(Rows from a dataset)
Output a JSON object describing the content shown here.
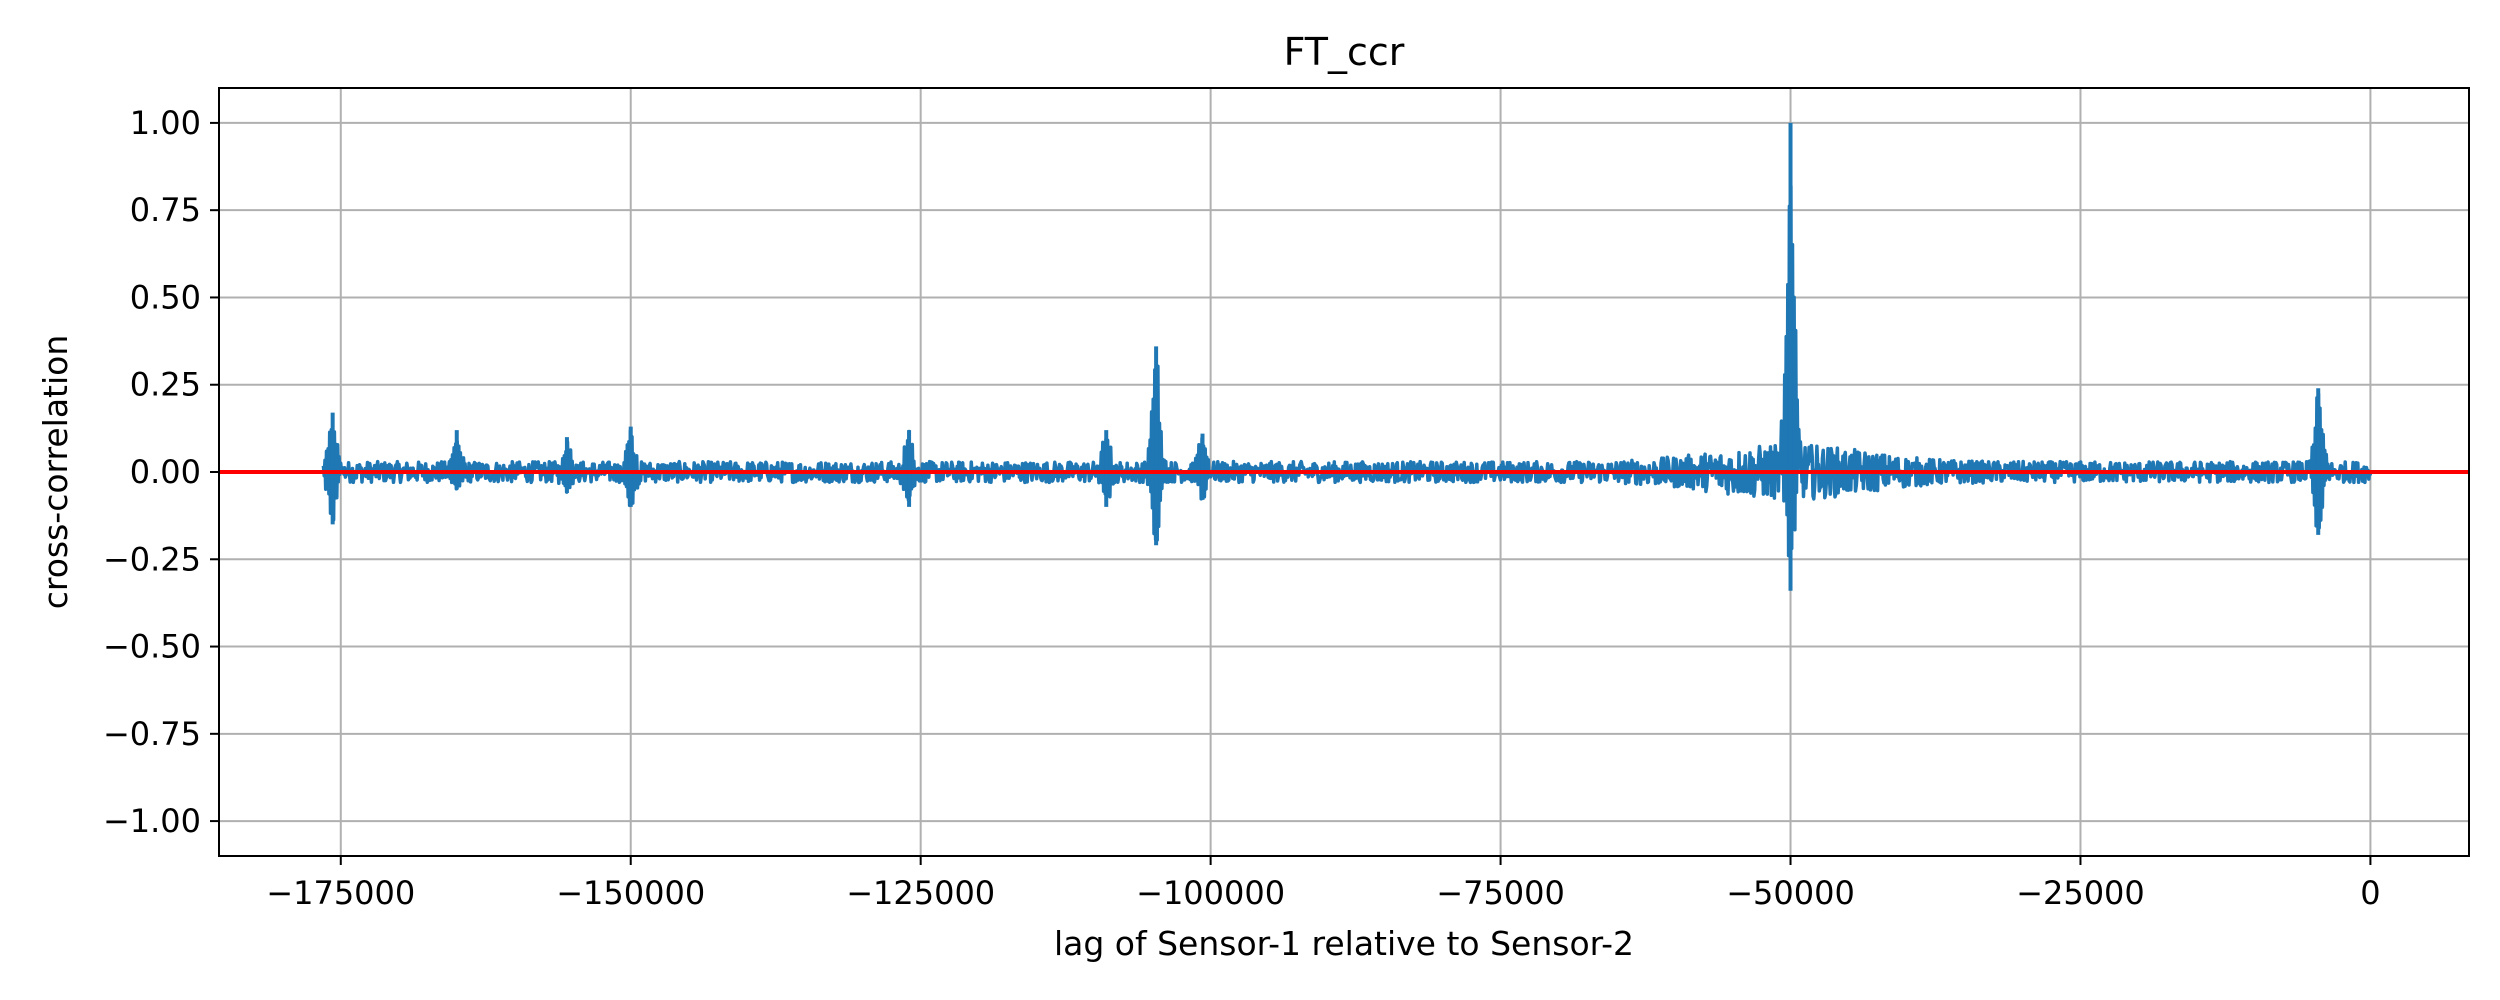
{
  "chart_data": {
    "type": "line",
    "title": "FT_ccr",
    "xlabel": "lag of Sensor-1 relative to Sensor-2",
    "ylabel": "cross-correlation",
    "xlim": [
      -185500,
      8500
    ],
    "ylim": [
      -1.1,
      1.1
    ],
    "x_ticks": [
      -175000,
      -150000,
      -125000,
      -100000,
      -75000,
      -50000,
      -25000,
      0
    ],
    "x_tick_labels": [
      "−175000",
      "−150000",
      "−125000",
      "−100000",
      "−75000",
      "−50000",
      "−25000",
      "0"
    ],
    "y_ticks": [
      1.0,
      0.75,
      0.5,
      0.25,
      0.0,
      -0.25,
      -0.5,
      -0.75,
      -1.0
    ],
    "y_tick_labels": [
      "1.00",
      "0.75",
      "0.50",
      "0.25",
      "0.00",
      "−0.25",
      "−0.50",
      "−0.75",
      "−1.00"
    ],
    "grid": true,
    "series": [
      {
        "color": "#1f77b4",
        "x_range": [
          -176500,
          0
        ],
        "baseline_amplitude": 0.03,
        "features": [
          {
            "x": -175700,
            "max": 0.17,
            "min": -0.15
          },
          {
            "x": -165000,
            "max": 0.12,
            "min": -0.05
          },
          {
            "x": -155500,
            "max": 0.1,
            "min": -0.06
          },
          {
            "x": -150000,
            "max": 0.13,
            "min": -0.1
          },
          {
            "x": -126000,
            "max": 0.12,
            "min": -0.1
          },
          {
            "x": -109000,
            "max": 0.12,
            "min": -0.1
          },
          {
            "x": -104700,
            "max": 0.36,
            "min": -0.21
          },
          {
            "x": -100700,
            "max": 0.11,
            "min": -0.08
          },
          {
            "x": -50000,
            "max": 1.0,
            "min": -0.34
          },
          {
            "x": -4500,
            "max": 0.24,
            "min": -0.18
          }
        ]
      },
      {
        "color": "#ff0000",
        "x": [
          -185500,
          8500
        ],
        "y": [
          0,
          0
        ]
      }
    ]
  }
}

▶ Instruction: Each record above is to be restated exactly, with its pictures removed from the copy.

▶ Solution:
Output a JSON object describing the content shown here.
{
  "chart_data": {
    "type": "line",
    "title": "FT_ccr",
    "xlabel": "lag of Sensor-1 relative to Sensor-2",
    "ylabel": "cross-correlation",
    "xlim": [
      -185500,
      8500
    ],
    "ylim": [
      -1.1,
      1.1
    ],
    "x_ticks": [
      -175000,
      -150000,
      -125000,
      -100000,
      -75000,
      -50000,
      -25000,
      0
    ],
    "x_tick_labels": [
      "−175000",
      "−150000",
      "−125000",
      "−100000",
      "−75000",
      "−50000",
      "−25000",
      "0"
    ],
    "y_ticks": [
      1.0,
      0.75,
      0.5,
      0.25,
      0.0,
      -0.25,
      -0.5,
      -0.75,
      -1.0
    ],
    "y_tick_labels": [
      "1.00",
      "0.75",
      "0.50",
      "0.25",
      "0.00",
      "−0.25",
      "−0.50",
      "−0.75",
      "−1.00"
    ],
    "grid": true,
    "series": [
      {
        "color": "#1f77b4",
        "x_range": [
          -176500,
          0
        ],
        "baseline_amplitude": 0.03,
        "features": [
          {
            "x": -175700,
            "max": 0.17,
            "min": -0.15
          },
          {
            "x": -165000,
            "max": 0.12,
            "min": -0.05
          },
          {
            "x": -155500,
            "max": 0.1,
            "min": -0.06
          },
          {
            "x": -150000,
            "max": 0.13,
            "min": -0.1
          },
          {
            "x": -126000,
            "max": 0.12,
            "min": -0.1
          },
          {
            "x": -109000,
            "max": 0.12,
            "min": -0.1
          },
          {
            "x": -104700,
            "max": 0.36,
            "min": -0.21
          },
          {
            "x": -100700,
            "max": 0.11,
            "min": -0.08
          },
          {
            "x": -50000,
            "max": 1.0,
            "min": -0.34
          },
          {
            "x": -4500,
            "max": 0.24,
            "min": -0.18
          }
        ]
      },
      {
        "color": "#ff0000",
        "x": [
          -185500,
          8500
        ],
        "y": [
          0,
          0
        ]
      }
    ]
  }
}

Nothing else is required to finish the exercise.